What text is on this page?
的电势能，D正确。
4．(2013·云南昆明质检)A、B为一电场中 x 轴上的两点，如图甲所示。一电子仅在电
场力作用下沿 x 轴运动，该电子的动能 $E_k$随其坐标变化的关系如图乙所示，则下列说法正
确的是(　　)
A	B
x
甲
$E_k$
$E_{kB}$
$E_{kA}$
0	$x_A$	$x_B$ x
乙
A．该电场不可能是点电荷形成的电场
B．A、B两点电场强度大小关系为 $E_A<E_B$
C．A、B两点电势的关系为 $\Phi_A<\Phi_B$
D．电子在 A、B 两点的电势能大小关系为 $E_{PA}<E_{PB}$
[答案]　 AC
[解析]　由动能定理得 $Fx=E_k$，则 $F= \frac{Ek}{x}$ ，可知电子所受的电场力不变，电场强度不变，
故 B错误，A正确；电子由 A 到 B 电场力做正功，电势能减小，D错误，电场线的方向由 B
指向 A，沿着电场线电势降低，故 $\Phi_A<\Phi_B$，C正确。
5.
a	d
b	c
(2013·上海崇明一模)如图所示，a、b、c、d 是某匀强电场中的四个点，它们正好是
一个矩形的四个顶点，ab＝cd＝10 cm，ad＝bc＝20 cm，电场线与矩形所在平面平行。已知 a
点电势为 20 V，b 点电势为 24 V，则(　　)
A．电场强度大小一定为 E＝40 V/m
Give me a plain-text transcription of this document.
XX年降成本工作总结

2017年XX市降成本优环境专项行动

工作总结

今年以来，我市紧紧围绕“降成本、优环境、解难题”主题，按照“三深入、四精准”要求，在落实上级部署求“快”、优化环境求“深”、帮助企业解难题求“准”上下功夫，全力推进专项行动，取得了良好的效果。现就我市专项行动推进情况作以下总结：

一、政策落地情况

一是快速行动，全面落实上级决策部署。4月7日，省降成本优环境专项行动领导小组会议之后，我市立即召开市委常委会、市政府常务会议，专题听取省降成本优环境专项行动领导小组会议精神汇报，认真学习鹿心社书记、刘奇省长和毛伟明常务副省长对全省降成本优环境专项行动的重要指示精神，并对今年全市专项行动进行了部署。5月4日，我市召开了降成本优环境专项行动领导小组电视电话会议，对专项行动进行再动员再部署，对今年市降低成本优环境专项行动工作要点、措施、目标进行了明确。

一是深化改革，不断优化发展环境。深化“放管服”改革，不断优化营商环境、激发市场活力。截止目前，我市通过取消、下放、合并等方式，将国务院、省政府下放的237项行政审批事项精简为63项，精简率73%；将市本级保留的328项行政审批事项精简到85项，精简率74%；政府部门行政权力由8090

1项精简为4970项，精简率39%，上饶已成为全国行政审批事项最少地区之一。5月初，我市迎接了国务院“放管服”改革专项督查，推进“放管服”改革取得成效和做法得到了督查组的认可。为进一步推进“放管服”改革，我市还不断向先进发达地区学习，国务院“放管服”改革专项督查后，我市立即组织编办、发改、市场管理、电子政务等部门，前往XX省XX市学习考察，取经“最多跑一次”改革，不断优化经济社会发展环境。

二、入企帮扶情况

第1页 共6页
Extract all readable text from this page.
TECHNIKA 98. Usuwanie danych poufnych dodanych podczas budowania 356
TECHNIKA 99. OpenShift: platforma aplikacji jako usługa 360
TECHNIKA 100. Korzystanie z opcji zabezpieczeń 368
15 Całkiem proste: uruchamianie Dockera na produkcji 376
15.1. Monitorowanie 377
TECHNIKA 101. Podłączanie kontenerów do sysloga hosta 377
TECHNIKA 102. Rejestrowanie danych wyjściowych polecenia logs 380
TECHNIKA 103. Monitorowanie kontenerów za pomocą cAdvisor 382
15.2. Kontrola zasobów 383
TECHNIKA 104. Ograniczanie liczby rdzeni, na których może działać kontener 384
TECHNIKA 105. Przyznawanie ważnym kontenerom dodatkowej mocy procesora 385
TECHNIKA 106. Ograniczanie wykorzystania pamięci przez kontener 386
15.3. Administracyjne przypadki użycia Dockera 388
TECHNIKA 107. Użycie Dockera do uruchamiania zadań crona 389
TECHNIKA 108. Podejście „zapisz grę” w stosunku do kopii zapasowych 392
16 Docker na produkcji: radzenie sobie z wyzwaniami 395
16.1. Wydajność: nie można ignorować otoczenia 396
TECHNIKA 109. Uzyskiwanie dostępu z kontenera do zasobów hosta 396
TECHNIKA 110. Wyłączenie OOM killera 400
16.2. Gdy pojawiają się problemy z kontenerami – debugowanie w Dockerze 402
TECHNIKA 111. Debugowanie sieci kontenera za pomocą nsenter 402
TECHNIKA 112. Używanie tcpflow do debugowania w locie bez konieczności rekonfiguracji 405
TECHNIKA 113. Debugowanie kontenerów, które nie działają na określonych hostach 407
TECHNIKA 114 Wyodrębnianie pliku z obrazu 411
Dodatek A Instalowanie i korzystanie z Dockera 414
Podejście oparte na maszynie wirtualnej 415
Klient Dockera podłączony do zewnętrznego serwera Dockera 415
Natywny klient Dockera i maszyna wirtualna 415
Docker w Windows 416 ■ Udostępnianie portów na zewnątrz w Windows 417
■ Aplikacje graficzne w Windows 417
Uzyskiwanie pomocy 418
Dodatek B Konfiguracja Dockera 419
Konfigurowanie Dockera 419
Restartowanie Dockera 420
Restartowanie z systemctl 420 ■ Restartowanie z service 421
########################################
#### [WHAT IS NEEDED]
Among the lines of the data, identify those with the word "danych". Copy each of them.

#### [EXERCISE SOLUTION]
TECHNIKA 98. Usuwanie danych poufnych dodanych podczas budowania 356
TECHNIKA 102. Rejestrowanie danych wyjściowych polecenia logs 380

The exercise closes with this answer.